--- Dataset ---
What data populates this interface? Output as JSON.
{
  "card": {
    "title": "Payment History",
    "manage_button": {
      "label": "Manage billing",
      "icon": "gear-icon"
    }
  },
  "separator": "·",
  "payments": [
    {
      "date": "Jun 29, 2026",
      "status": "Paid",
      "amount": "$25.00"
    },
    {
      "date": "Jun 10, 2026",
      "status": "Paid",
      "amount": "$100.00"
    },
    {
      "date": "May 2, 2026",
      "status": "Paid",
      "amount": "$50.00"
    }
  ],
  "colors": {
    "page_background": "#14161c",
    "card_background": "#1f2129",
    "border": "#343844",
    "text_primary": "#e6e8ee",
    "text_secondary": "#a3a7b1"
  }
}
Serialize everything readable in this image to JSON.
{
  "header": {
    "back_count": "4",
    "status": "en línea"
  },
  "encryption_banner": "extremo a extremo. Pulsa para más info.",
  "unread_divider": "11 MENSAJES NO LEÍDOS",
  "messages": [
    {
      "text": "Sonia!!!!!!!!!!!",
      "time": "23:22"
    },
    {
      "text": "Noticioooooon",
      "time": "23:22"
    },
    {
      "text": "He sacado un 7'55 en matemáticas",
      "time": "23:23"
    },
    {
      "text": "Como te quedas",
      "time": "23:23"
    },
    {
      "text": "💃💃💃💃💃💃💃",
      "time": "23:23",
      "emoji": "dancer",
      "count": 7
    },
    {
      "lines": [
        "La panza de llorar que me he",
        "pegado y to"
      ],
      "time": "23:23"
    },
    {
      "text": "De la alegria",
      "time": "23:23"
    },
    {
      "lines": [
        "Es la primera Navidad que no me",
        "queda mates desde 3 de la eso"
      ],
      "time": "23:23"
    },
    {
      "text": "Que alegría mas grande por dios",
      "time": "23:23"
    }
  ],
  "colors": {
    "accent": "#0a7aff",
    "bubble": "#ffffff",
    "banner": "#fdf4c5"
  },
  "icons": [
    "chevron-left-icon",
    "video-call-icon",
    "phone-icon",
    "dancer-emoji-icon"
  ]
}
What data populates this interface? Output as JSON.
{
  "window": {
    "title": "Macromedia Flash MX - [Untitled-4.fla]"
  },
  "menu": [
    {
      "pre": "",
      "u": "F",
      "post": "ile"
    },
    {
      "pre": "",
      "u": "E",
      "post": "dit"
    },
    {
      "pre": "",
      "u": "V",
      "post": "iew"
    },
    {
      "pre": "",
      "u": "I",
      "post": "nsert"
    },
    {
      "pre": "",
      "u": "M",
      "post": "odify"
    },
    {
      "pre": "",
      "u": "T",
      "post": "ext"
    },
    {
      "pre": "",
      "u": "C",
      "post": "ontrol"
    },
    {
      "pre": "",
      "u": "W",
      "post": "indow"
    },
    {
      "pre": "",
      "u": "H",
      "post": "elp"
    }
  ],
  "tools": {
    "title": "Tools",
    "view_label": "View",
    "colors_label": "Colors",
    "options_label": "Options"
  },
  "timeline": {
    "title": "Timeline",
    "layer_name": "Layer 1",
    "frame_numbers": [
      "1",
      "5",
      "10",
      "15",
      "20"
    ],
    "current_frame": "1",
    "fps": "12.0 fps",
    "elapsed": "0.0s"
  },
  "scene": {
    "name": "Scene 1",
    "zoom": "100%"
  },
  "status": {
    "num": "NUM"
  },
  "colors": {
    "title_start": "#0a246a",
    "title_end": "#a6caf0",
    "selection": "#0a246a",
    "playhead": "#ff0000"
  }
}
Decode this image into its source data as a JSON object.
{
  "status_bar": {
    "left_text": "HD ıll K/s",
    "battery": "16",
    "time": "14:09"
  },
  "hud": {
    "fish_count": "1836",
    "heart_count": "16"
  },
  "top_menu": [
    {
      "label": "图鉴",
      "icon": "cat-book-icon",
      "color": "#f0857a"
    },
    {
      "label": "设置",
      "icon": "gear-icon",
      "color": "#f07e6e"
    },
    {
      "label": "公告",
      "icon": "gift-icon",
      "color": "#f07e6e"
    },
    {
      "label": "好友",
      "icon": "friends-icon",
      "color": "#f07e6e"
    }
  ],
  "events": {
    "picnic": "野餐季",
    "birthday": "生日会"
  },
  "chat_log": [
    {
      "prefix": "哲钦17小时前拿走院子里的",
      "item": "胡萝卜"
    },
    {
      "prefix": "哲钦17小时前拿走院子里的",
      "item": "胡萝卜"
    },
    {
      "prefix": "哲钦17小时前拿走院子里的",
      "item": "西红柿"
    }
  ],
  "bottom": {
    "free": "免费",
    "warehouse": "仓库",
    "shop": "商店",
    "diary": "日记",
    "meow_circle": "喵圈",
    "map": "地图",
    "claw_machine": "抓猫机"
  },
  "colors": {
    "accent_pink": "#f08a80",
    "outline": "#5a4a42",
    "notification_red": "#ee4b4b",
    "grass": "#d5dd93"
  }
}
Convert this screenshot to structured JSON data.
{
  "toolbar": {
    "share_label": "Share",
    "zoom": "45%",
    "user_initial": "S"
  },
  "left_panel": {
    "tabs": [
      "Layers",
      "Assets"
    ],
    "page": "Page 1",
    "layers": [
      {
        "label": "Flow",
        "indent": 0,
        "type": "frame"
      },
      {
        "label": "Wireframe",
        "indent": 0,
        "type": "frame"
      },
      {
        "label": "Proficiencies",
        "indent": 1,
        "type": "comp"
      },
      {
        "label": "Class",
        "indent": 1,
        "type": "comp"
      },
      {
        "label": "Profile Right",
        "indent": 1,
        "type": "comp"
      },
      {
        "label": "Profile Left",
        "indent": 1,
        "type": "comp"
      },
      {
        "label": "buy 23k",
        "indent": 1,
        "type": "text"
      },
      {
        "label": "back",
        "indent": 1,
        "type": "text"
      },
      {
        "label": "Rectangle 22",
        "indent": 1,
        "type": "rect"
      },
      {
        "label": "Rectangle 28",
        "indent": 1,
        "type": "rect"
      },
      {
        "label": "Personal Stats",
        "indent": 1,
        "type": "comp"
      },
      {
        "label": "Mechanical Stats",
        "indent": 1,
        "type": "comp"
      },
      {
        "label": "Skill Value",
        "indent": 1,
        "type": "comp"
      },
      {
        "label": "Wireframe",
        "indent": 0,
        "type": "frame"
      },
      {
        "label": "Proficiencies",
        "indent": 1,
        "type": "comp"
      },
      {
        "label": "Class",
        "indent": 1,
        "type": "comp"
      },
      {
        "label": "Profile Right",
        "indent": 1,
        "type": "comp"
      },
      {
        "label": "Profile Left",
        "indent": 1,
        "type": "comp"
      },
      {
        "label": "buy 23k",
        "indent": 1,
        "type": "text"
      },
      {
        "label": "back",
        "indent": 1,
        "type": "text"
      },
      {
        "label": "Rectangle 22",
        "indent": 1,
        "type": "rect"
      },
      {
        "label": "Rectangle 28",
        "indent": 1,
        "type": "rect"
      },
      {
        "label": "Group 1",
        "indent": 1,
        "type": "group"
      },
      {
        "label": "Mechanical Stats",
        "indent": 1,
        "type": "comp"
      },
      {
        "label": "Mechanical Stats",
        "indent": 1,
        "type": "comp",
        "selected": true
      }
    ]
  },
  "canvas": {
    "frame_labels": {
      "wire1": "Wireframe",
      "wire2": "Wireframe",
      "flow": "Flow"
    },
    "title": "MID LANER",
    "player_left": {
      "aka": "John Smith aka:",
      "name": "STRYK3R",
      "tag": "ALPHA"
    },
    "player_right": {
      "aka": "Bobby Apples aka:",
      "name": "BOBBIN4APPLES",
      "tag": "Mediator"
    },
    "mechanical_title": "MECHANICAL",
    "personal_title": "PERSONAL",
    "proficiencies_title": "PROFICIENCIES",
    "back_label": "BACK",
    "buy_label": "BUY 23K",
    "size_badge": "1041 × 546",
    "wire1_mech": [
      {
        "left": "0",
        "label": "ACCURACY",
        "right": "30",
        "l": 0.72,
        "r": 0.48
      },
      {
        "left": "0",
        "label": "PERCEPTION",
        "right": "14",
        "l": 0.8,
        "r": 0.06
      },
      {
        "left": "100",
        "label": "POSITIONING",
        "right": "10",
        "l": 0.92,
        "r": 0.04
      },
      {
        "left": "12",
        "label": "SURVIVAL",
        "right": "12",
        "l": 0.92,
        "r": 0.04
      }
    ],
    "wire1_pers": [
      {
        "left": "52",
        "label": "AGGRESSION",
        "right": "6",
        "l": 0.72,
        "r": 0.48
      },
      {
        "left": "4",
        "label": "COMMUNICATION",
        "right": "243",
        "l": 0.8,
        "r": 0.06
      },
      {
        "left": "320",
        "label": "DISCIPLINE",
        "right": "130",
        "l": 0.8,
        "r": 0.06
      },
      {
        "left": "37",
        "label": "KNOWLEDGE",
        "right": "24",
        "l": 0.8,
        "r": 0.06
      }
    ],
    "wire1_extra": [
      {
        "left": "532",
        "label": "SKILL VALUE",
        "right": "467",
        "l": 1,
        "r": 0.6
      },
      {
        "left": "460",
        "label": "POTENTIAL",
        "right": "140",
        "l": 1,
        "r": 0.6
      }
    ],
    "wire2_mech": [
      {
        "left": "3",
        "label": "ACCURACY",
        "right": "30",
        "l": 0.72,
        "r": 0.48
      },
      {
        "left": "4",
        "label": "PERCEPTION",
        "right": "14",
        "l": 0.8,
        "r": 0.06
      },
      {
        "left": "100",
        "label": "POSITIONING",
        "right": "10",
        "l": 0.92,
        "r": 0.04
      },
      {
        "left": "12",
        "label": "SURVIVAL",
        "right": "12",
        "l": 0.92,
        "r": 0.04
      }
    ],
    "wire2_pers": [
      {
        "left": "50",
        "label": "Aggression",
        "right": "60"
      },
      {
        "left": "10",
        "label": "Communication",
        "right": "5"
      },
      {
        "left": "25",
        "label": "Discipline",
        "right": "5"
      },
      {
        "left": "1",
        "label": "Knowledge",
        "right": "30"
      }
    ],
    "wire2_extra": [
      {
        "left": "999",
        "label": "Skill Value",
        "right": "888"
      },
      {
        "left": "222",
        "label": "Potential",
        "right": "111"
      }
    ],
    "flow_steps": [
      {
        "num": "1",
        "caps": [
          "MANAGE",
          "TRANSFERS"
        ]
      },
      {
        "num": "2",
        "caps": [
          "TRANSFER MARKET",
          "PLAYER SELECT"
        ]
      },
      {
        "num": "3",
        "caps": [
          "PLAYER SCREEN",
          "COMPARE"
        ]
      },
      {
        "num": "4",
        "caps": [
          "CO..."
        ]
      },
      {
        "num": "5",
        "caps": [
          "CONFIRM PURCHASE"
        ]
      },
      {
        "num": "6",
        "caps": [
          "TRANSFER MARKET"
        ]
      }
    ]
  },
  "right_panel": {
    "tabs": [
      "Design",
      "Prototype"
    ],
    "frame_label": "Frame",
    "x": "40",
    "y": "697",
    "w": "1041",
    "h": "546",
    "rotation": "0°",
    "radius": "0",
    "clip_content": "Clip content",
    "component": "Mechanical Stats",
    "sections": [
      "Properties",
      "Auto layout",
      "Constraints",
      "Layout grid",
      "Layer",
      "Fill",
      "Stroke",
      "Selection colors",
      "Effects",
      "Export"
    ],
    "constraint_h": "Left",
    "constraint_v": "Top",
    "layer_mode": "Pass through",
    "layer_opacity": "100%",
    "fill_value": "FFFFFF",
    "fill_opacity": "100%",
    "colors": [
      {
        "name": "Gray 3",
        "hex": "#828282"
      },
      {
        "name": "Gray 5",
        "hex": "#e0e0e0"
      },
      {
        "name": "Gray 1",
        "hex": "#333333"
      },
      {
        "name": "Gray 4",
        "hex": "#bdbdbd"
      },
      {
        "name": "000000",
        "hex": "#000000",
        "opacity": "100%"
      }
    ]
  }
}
---
**Given request**
Your task is to gather every line with the word "Wireframe" and copy it.

**Exercise output**
        "label": "Wireframe",
        "label": "Wireframe",
      "wire1": "Wireframe",
      "wire2": "Wireframe",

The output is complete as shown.